[Entries of transcribed document text]
BEGIN
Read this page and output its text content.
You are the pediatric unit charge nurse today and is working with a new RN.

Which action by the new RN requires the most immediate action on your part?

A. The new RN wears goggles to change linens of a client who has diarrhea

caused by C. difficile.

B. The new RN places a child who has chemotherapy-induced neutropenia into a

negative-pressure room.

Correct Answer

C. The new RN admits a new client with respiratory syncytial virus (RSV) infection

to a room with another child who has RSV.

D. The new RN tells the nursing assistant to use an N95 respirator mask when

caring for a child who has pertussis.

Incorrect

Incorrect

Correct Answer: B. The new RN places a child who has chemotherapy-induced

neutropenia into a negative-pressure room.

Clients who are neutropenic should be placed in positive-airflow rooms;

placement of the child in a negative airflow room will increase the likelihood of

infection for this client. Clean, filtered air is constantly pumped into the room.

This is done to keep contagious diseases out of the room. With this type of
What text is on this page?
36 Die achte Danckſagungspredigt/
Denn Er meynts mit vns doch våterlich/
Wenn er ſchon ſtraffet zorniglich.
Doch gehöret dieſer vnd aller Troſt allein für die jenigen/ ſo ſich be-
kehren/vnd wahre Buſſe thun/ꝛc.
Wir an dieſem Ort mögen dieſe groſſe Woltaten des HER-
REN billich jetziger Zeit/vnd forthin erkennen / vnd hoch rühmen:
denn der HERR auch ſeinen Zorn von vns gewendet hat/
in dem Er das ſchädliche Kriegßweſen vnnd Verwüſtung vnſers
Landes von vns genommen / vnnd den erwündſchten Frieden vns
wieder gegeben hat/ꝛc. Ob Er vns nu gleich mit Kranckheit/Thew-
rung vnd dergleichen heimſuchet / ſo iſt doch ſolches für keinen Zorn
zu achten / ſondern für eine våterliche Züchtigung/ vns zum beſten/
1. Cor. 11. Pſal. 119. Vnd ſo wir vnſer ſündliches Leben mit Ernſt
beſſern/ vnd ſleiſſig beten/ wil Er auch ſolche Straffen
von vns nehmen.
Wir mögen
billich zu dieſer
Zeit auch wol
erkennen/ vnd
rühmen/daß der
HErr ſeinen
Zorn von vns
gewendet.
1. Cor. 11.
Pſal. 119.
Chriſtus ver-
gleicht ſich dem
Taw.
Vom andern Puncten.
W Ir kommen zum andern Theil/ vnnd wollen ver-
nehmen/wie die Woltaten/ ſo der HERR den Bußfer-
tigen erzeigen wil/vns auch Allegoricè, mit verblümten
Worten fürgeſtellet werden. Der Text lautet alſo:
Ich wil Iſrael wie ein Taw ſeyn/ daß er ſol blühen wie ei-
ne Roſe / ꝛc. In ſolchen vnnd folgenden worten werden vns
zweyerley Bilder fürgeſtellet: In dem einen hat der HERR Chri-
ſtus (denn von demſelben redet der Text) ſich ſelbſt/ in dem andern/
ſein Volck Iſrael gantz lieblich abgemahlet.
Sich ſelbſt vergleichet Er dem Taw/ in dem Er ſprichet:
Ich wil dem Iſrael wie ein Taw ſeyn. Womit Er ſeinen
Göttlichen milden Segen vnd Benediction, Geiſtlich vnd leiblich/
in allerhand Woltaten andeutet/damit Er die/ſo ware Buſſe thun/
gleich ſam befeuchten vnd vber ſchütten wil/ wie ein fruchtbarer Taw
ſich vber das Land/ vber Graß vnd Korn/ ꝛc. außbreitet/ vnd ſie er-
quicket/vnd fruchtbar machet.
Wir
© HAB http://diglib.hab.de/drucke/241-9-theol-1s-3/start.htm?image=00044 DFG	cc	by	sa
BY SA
END
# Exercise aim
What lines in the data above contain the word "rühmen"? Show them all.

# Final answer
REN billich jetziger Zeit/vnd forthin erkennen / vnd hoch rühmen:
rühmen/daß der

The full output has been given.